● What is needed
Could you transcribe every record below exactly as written, leaving out any pictures?

## begin Exercise data

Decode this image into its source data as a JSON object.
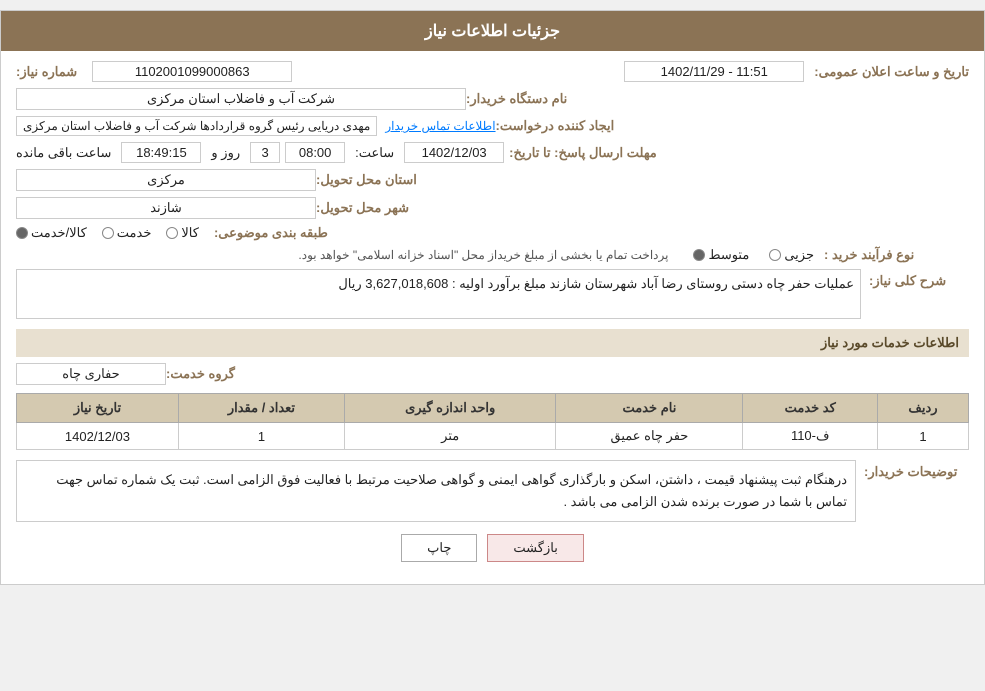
{
  "header": {
    "title": "جزئیات اطلاعات نیاز"
  },
  "need_number_label": "شماره نیاز:",
  "need_number_value": "1102001099000863",
  "requester_org_label": "نام دستگاه خریدار:",
  "requester_org_value": "شرکت آب و فاضلاب استان مرکزی",
  "creator_label": "ایجاد کننده درخواست:",
  "creator_value": "مهدی دریایی رئیس گروه قراردادها شرکت آب و فاضلاب استان مرکزی",
  "contact_info_link": "اطلاعات تماس خریدار",
  "deadline_label": "مهلت ارسال پاسخ: تا تاریخ:",
  "deadline_date": "1402/12/03",
  "deadline_time_label": "ساعت:",
  "deadline_time_value": "08:00",
  "remaining_days_label": "روز و",
  "remaining_days_value": "3",
  "remaining_time_label": "ساعت باقی مانده",
  "remaining_time_value": "18:49:15",
  "announce_date_label": "تاریخ و ساعت اعلان عمومی:",
  "announce_date_value": "1402/11/29 - 11:51",
  "delivery_province_label": "استان محل تحویل:",
  "delivery_province_value": "مرکزی",
  "delivery_city_label": "شهر محل تحویل:",
  "delivery_city_value": "شازند",
  "subject_label": "طبقه بندی موضوعی:",
  "subject_options": [
    {
      "label": "کالا",
      "selected": false
    },
    {
      "label": "خدمت",
      "selected": false
    },
    {
      "label": "کالا/خدمت",
      "selected": true
    }
  ],
  "process_label": "نوع فرآیند خرید :",
  "process_options": [
    {
      "label": "جزیی",
      "selected": false
    },
    {
      "label": "متوسط",
      "selected": true
    }
  ],
  "process_note": "پرداخت تمام یا بخشی از مبلغ خریداز محل \"اسناد خزانه اسلامی\" خواهد بود.",
  "description_label": "شرح کلی نیاز:",
  "description_value": "عملیات حفر چاه دستی روستای رضا آباد  شهرستان  شازند  مبلغ برآورد اولیه :       3,627,018,608 ریال",
  "services_header": "اطلاعات خدمات مورد نیاز",
  "service_group_label": "گروه خدمت:",
  "service_group_value": "حفاری چاه",
  "table": {
    "columns": [
      "ردیف",
      "کد خدمت",
      "نام خدمت",
      "واحد اندازه گیری",
      "تعداد / مقدار",
      "تاریخ نیاز"
    ],
    "rows": [
      {
        "row_num": "1",
        "code": "ف-110",
        "name": "حفر چاه عمیق",
        "unit": "متر",
        "quantity": "1",
        "date": "1402/12/03"
      }
    ]
  },
  "buyer_notes_label": "توضیحات خریدار:",
  "buyer_notes_text": "درهنگام ثبت پیشنهاد قیمت ، داشتن، اسکن و بارگذاری گواهی ایمنی و گواهی صلاحیت مرتبط با فعالیت فوق الزامی است. ثبت یک شماره تماس جهت تماس با شما در صورت برنده شدن الزامی می باشد .",
  "buttons": {
    "print": "چاپ",
    "back": "بازگشت"
  }
}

## end Exercise data

● Answer to this task
Decode this image into its source data as a JSON object.
{
  "header": {
    "title": "جزئیات اطلاعات نیاز"
  },
  "need_number_label": "شماره نیاز:",
  "need_number_value": "1102001099000863",
  "requester_org_label": "نام دستگاه خریدار:",
  "requester_org_value": "شرکت آب و فاضلاب استان مرکزی",
  "creator_label": "ایجاد کننده درخواست:",
  "creator_value": "مهدی دریایی رئیس گروه قراردادها شرکت آب و فاضلاب استان مرکزی",
  "contact_info_link": "اطلاعات تماس خریدار",
  "deadline_label": "مهلت ارسال پاسخ: تا تاریخ:",
  "deadline_date": "1402/12/03",
  "deadline_time_label": "ساعت:",
  "deadline_time_value": "08:00",
  "remaining_days_label": "روز و",
  "remaining_days_value": "3",
  "remaining_time_label": "ساعت باقی مانده",
  "remaining_time_value": "18:49:15",
  "announce_date_label": "تاریخ و ساعت اعلان عمومی:",
  "announce_date_value": "1402/11/29 - 11:51",
  "delivery_province_label": "استان محل تحویل:",
  "delivery_province_value": "مرکزی",
  "delivery_city_label": "شهر محل تحویل:",
  "delivery_city_value": "شازند",
  "subject_label": "طبقه بندی موضوعی:",
  "subject_options": [
    {
      "label": "کالا",
      "selected": false
    },
    {
      "label": "خدمت",
      "selected": false
    },
    {
      "label": "کالا/خدمت",
      "selected": true
    }
  ],
  "process_label": "نوع فرآیند خرید :",
  "process_options": [
    {
      "label": "جزیی",
      "selected": false
    },
    {
      "label": "متوسط",
      "selected": true
    }
  ],
  "process_note": "پرداخت تمام یا بخشی از مبلغ خریداز محل \"اسناد خزانه اسلامی\" خواهد بود.",
  "description_label": "شرح کلی نیاز:",
  "description_value": "عملیات حفر چاه دستی روستای رضا آباد  شهرستان  شازند  مبلغ برآورد اولیه :       3,627,018,608 ریال",
  "services_header": "اطلاعات خدمات مورد نیاز",
  "service_group_label": "گروه خدمت:",
  "service_group_value": "حفاری چاه",
  "table": {
    "columns": [
      "ردیف",
      "کد خدمت",
      "نام خدمت",
      "واحد اندازه گیری",
      "تعداد / مقدار",
      "تاریخ نیاز"
    ],
    "rows": [
      {
        "row_num": "1",
        "code": "ف-110",
        "name": "حفر چاه عمیق",
        "unit": "متر",
        "quantity": "1",
        "date": "1402/12/03"
      }
    ]
  },
  "buyer_notes_label": "توضیحات خریدار:",
  "buyer_notes_text": "درهنگام ثبت پیشنهاد قیمت ، داشتن، اسکن و بارگذاری گواهی ایمنی و گواهی صلاحیت مرتبط با فعالیت فوق الزامی است. ثبت یک شماره تماس جهت تماس با شما در صورت برنده شدن الزامی می باشد .",
  "buttons": {
    "print": "چاپ",
    "back": "بازگشت"
  }
}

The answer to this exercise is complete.